• **AIM OF THE EXERCISE**
Repeat all of the material below exactly as written, images excluded.

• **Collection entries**
○ ○ ○ ○
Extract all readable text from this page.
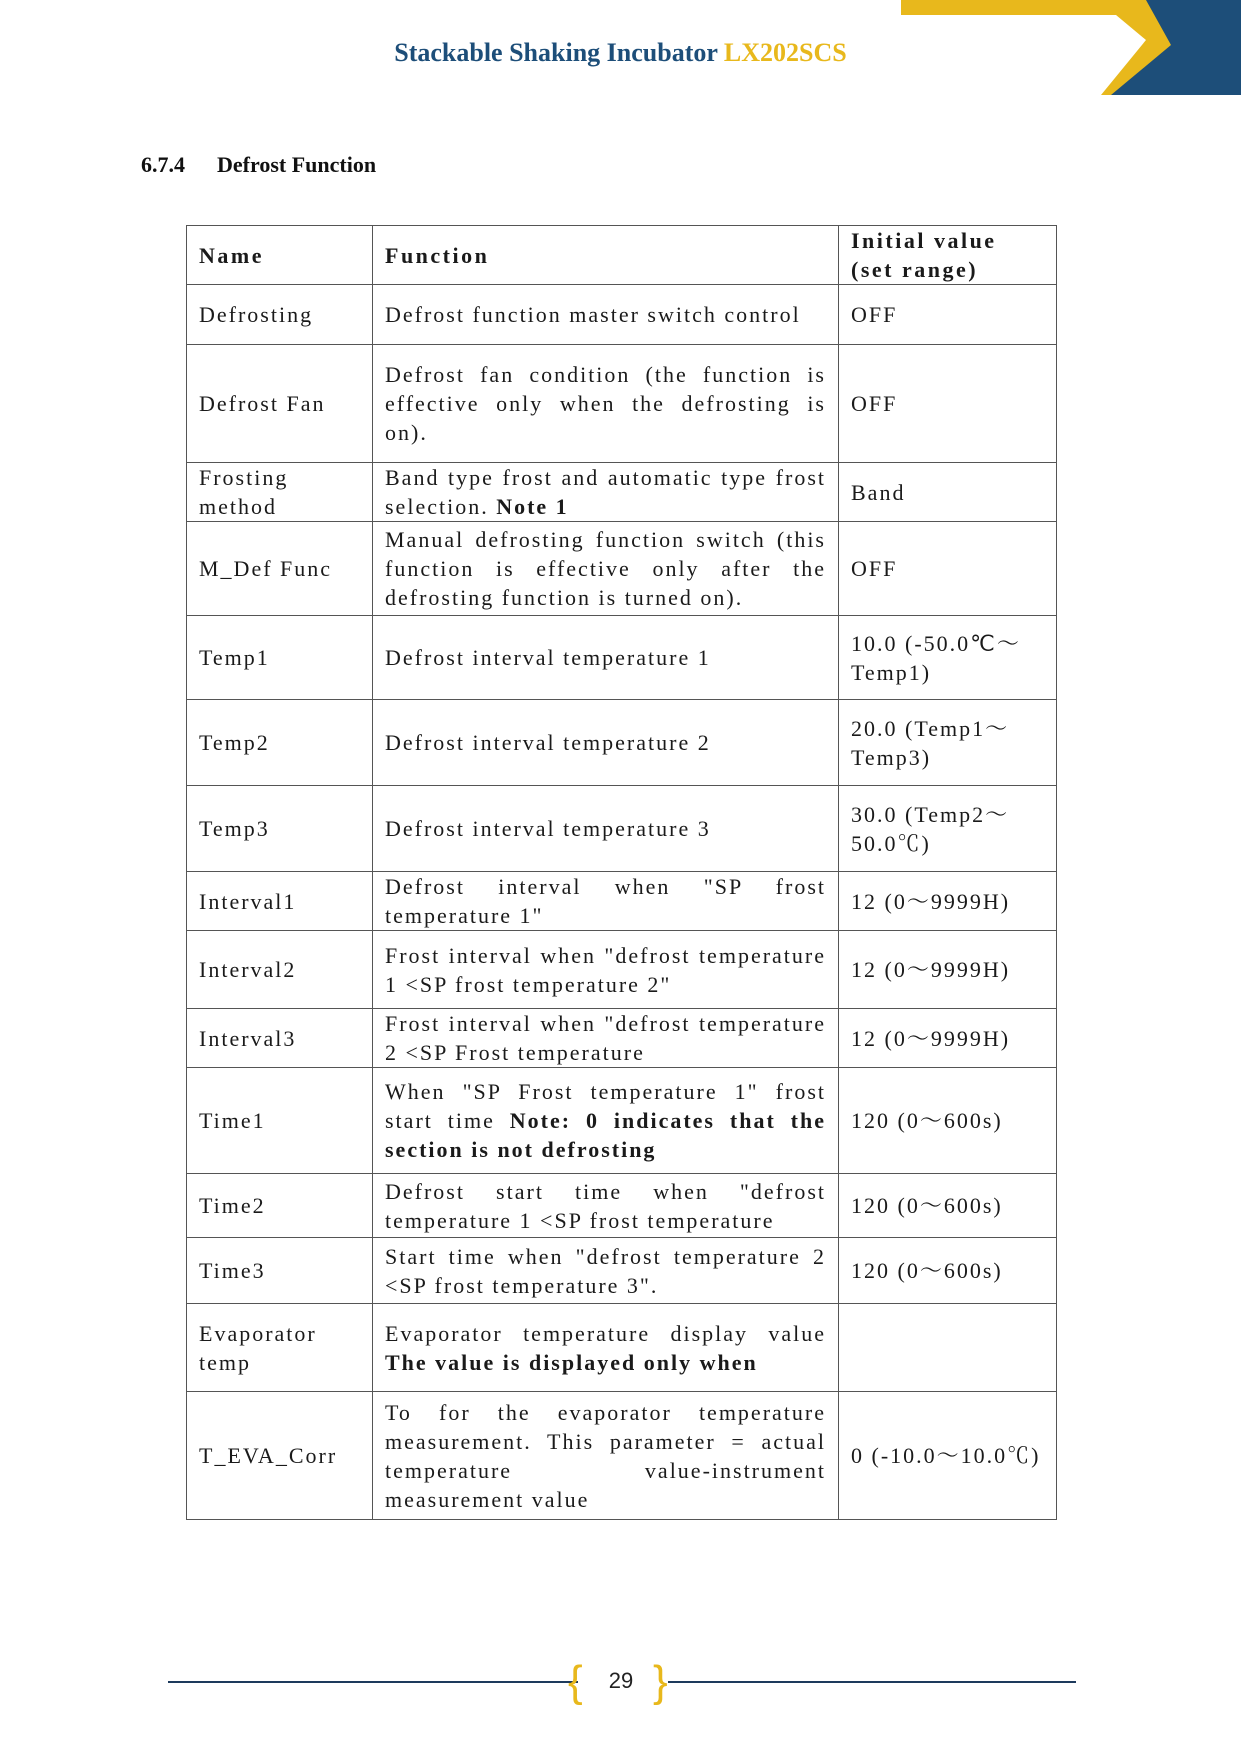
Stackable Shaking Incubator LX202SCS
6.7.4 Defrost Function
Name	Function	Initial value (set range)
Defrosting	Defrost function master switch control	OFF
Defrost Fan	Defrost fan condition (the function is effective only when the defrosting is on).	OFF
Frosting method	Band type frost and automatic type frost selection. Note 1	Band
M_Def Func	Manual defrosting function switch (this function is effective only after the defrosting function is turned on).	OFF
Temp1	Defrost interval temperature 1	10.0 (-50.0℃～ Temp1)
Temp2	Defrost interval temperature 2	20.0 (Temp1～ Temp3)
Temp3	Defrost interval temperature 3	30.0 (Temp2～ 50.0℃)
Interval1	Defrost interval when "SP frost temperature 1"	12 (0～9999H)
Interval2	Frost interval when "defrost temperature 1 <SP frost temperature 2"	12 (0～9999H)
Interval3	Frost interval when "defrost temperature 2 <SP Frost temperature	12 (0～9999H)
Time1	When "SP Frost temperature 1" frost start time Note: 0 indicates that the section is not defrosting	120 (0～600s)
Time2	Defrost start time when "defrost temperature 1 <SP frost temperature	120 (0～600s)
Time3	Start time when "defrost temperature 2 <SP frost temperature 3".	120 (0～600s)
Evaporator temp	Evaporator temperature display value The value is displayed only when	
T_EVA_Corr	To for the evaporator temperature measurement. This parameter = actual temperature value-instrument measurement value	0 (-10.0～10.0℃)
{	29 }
○ ○ ○ ○
• **WORKED SOLUTION**
Extract all readable text from this page.
Stackable Shaking Incubator LX202SCS
6.7.4 Defrost Function
Name	Function	Initial value (set range)
Defrosting	Defrost function master switch control	OFF
Defrost Fan	Defrost fan condition (the function is effective only when the defrosting is on).	OFF
Frosting method	Band type frost and automatic type frost selection. Note 1	Band
M_Def Func	Manual defrosting function switch (this function is effective only after the defrosting function is turned on).	OFF
Temp1	Defrost interval temperature 1	10.0 (-50.0℃～ Temp1)
Temp2	Defrost interval temperature 2	20.0 (Temp1～ Temp3)
Temp3	Defrost interval temperature 3	30.0 (Temp2～ 50.0℃)
Interval1	Defrost interval when "SP frost temperature 1"	12 (0～9999H)
Interval2	Frost interval when "defrost temperature 1 <SP frost temperature 2"	12 (0～9999H)
Interval3	Frost interval when "defrost temperature 2 <SP Frost temperature	12 (0～9999H)
Time1	When "SP Frost temperature 1" frost start time Note: 0 indicates that the section is not defrosting	120 (0～600s)
Time2	Defrost start time when "defrost temperature 1 <SP frost temperature	120 (0～600s)
Time3	Start time when "defrost temperature 2 <SP frost temperature 3".	120 (0～600s)
Evaporator temp	Evaporator temperature display value The value is displayed only when	
T_EVA_Corr	To for the evaporator temperature measurement. This parameter = actual temperature value-instrument measurement value	0 (-10.0～10.0℃)
{	29 }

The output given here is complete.